*Problem requirements:*
Copy each line exactly. Leave nothing out.

________________________

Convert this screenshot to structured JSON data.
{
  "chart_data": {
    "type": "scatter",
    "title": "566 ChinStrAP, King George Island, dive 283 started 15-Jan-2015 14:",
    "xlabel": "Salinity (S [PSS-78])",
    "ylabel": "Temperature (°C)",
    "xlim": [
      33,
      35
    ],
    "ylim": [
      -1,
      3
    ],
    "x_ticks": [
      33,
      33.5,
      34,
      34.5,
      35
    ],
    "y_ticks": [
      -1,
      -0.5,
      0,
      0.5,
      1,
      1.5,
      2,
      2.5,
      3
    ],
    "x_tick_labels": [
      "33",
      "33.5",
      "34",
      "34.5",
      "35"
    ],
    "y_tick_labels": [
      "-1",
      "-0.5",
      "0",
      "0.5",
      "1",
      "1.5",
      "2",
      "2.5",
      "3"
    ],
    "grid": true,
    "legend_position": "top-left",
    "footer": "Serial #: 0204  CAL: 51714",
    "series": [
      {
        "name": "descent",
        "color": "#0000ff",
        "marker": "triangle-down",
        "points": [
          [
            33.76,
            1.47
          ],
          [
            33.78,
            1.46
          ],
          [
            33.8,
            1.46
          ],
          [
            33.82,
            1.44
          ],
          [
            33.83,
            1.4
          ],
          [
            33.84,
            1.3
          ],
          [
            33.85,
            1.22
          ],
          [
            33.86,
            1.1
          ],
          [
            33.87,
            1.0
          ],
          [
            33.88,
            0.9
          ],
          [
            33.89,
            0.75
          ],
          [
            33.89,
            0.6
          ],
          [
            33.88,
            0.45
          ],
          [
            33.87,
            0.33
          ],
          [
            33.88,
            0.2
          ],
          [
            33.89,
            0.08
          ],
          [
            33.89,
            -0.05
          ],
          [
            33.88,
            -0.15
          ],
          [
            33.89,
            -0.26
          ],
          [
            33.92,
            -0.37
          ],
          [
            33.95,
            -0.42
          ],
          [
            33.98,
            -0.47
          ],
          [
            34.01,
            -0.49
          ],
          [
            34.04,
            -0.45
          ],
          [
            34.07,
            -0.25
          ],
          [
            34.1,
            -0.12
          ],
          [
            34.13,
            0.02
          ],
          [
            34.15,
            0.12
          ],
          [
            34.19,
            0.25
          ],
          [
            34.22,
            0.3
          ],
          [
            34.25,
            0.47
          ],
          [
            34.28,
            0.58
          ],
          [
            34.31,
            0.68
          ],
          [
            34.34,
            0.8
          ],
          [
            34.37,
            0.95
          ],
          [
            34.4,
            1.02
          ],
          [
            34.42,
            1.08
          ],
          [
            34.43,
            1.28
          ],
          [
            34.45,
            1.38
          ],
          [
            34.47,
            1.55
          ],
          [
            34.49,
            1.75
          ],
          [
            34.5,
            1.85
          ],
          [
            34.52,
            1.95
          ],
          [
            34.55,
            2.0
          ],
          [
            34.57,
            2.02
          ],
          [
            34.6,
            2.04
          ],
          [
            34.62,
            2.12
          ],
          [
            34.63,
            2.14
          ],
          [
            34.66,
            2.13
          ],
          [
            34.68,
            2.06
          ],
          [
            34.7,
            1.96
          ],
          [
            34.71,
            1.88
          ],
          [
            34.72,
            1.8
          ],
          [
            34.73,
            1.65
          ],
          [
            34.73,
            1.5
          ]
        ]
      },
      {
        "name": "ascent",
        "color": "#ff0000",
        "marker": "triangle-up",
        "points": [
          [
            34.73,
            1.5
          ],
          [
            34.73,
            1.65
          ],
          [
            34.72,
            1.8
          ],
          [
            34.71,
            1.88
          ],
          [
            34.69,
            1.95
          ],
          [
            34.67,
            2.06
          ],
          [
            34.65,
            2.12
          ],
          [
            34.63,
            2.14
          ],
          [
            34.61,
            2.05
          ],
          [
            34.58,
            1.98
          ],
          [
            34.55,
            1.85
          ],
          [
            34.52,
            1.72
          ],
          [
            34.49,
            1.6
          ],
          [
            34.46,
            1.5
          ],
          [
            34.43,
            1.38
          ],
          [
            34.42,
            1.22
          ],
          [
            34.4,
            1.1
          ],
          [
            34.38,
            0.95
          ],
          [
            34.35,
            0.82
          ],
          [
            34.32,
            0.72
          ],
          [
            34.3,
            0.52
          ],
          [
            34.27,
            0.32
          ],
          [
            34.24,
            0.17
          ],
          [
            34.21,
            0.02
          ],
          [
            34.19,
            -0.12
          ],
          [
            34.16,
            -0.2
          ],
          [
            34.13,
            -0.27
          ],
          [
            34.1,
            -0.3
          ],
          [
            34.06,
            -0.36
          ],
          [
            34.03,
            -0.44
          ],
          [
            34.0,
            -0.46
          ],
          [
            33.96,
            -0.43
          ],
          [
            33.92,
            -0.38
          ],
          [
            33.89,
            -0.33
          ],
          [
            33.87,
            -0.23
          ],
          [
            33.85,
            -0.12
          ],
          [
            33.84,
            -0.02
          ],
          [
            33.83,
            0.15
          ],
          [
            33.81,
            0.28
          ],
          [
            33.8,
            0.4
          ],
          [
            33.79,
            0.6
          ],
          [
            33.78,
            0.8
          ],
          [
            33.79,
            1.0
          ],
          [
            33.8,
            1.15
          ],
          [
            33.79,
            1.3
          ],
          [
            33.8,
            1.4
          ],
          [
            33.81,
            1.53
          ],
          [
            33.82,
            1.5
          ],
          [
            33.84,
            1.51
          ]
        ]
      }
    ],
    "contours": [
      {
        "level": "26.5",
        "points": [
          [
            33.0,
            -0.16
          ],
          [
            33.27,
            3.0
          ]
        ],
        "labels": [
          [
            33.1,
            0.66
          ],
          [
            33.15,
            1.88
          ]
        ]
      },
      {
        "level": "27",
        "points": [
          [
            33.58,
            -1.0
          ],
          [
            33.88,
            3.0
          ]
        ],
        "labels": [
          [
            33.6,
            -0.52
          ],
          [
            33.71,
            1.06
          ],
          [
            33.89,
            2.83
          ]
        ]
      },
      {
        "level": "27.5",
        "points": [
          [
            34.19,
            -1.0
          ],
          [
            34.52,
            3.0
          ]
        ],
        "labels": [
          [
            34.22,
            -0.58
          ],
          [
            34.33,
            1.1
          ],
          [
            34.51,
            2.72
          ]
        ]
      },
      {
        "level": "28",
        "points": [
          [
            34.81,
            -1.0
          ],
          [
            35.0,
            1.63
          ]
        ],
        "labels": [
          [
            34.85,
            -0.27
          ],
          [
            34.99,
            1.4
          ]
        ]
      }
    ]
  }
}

________________________

*Result for this exercise:*
Convert this screenshot to structured JSON data.
{
  "chart_data": {
    "type": "scatter",
    "title": "566 ChinStrAP, King George Island, dive 283 started 15-Jan-2015 14:",
    "xlabel": "Salinity (S [PSS-78])",
    "ylabel": "Temperature (°C)",
    "xlim": [
      33,
      35
    ],
    "ylim": [
      -1,
      3
    ],
    "x_ticks": [
      33,
      33.5,
      34,
      34.5,
      35
    ],
    "y_ticks": [
      -1,
      -0.5,
      0,
      0.5,
      1,
      1.5,
      2,
      2.5,
      3
    ],
    "x_tick_labels": [
      "33",
      "33.5",
      "34",
      "34.5",
      "35"
    ],
    "y_tick_labels": [
      "-1",
      "-0.5",
      "0",
      "0.5",
      "1",
      "1.5",
      "2",
      "2.5",
      "3"
    ],
    "grid": true,
    "legend_position": "top-left",
    "footer": "Serial #: 0204  CAL: 51714",
    "series": [
      {
        "name": "descent",
        "color": "#0000ff",
        "marker": "triangle-down",
        "points": [
          [
            33.76,
            1.47
          ],
          [
            33.78,
            1.46
          ],
          [
            33.8,
            1.46
          ],
          [
            33.82,
            1.44
          ],
          [
            33.83,
            1.4
          ],
          [
            33.84,
            1.3
          ],
          [
            33.85,
            1.22
          ],
          [
            33.86,
            1.1
          ],
          [
            33.87,
            1.0
          ],
          [
            33.88,
            0.9
          ],
          [
            33.89,
            0.75
          ],
          [
            33.89,
            0.6
          ],
          [
            33.88,
            0.45
          ],
          [
            33.87,
            0.33
          ],
          [
            33.88,
            0.2
          ],
          [
            33.89,
            0.08
          ],
          [
            33.89,
            -0.05
          ],
          [
            33.88,
            -0.15
          ],
          [
            33.89,
            -0.26
          ],
          [
            33.92,
            -0.37
          ],
          [
            33.95,
            -0.42
          ],
          [
            33.98,
            -0.47
          ],
          [
            34.01,
            -0.49
          ],
          [
            34.04,
            -0.45
          ],
          [
            34.07,
            -0.25
          ],
          [
            34.1,
            -0.12
          ],
          [
            34.13,
            0.02
          ],
          [
            34.15,
            0.12
          ],
          [
            34.19,
            0.25
          ],
          [
            34.22,
            0.3
          ],
          [
            34.25,
            0.47
          ],
          [
            34.28,
            0.58
          ],
          [
            34.31,
            0.68
          ],
          [
            34.34,
            0.8
          ],
          [
            34.37,
            0.95
          ],
          [
            34.4,
            1.02
          ],
          [
            34.42,
            1.08
          ],
          [
            34.43,
            1.28
          ],
          [
            34.45,
            1.38
          ],
          [
            34.47,
            1.55
          ],
          [
            34.49,
            1.75
          ],
          [
            34.5,
            1.85
          ],
          [
            34.52,
            1.95
          ],
          [
            34.55,
            2.0
          ],
          [
            34.57,
            2.02
          ],
          [
            34.6,
            2.04
          ],
          [
            34.62,
            2.12
          ],
          [
            34.63,
            2.14
          ],
          [
            34.66,
            2.13
          ],
          [
            34.68,
            2.06
          ],
          [
            34.7,
            1.96
          ],
          [
            34.71,
            1.88
          ],
          [
            34.72,
            1.8
          ],
          [
            34.73,
            1.65
          ],
          [
            34.73,
            1.5
          ]
        ]
      },
      {
        "name": "ascent",
        "color": "#ff0000",
        "marker": "triangle-up",
        "points": [
          [
            34.73,
            1.5
          ],
          [
            34.73,
            1.65
          ],
          [
            34.72,
            1.8
          ],
          [
            34.71,
            1.88
          ],
          [
            34.69,
            1.95
          ],
          [
            34.67,
            2.06
          ],
          [
            34.65,
            2.12
          ],
          [
            34.63,
            2.14
          ],
          [
            34.61,
            2.05
          ],
          [
            34.58,
            1.98
          ],
          [
            34.55,
            1.85
          ],
          [
            34.52,
            1.72
          ],
          [
            34.49,
            1.6
          ],
          [
            34.46,
            1.5
          ],
          [
            34.43,
            1.38
          ],
          [
            34.42,
            1.22
          ],
          [
            34.4,
            1.1
          ],
          [
            34.38,
            0.95
          ],
          [
            34.35,
            0.82
          ],
          [
            34.32,
            0.72
          ],
          [
            34.3,
            0.52
          ],
          [
            34.27,
            0.32
          ],
          [
            34.24,
            0.17
          ],
          [
            34.21,
            0.02
          ],
          [
            34.19,
            -0.12
          ],
          [
            34.16,
            -0.2
          ],
          [
            34.13,
            -0.27
          ],
          [
            34.1,
            -0.3
          ],
          [
            34.06,
            -0.36
          ],
          [
            34.03,
            -0.44
          ],
          [
            34.0,
            -0.46
          ],
          [
            33.96,
            -0.43
          ],
          [
            33.92,
            -0.38
          ],
          [
            33.89,
            -0.33
          ],
          [
            33.87,
            -0.23
          ],
          [
            33.85,
            -0.12
          ],
          [
            33.84,
            -0.02
          ],
          [
            33.83,
            0.15
          ],
          [
            33.81,
            0.28
          ],
          [
            33.8,
            0.4
          ],
          [
            33.79,
            0.6
          ],
          [
            33.78,
            0.8
          ],
          [
            33.79,
            1.0
          ],
          [
            33.8,
            1.15
          ],
          [
            33.79,
            1.3
          ],
          [
            33.8,
            1.4
          ],
          [
            33.81,
            1.53
          ],
          [
            33.82,
            1.5
          ],
          [
            33.84,
            1.51
          ]
        ]
      }
    ],
    "contours": [
      {
        "level": "26.5",
        "points": [
          [
            33.0,
            -0.16
          ],
          [
            33.27,
            3.0
          ]
        ],
        "labels": [
          [
            33.1,
            0.66
          ],
          [
            33.15,
            1.88
          ]
        ]
      },
      {
        "level": "27",
        "points": [
          [
            33.58,
            -1.0
          ],
          [
            33.88,
            3.0
          ]
        ],
        "labels": [
          [
            33.6,
            -0.52
          ],
          [
            33.71,
            1.06
          ],
          [
            33.89,
            2.83
          ]
        ]
      },
      {
        "level": "27.5",
        "points": [
          [
            34.19,
            -1.0
          ],
          [
            34.52,
            3.0
          ]
        ],
        "labels": [
          [
            34.22,
            -0.58
          ],
          [
            34.33,
            1.1
          ],
          [
            34.51,
            2.72
          ]
        ]
      },
      {
        "level": "28",
        "points": [
          [
            34.81,
            -1.0
          ],
          [
            35.0,
            1.63
          ]
        ],
        "labels": [
          [
            34.85,
            -0.27
          ],
          [
            34.99,
            1.4
          ]
        ]
      }
    ]
  }
}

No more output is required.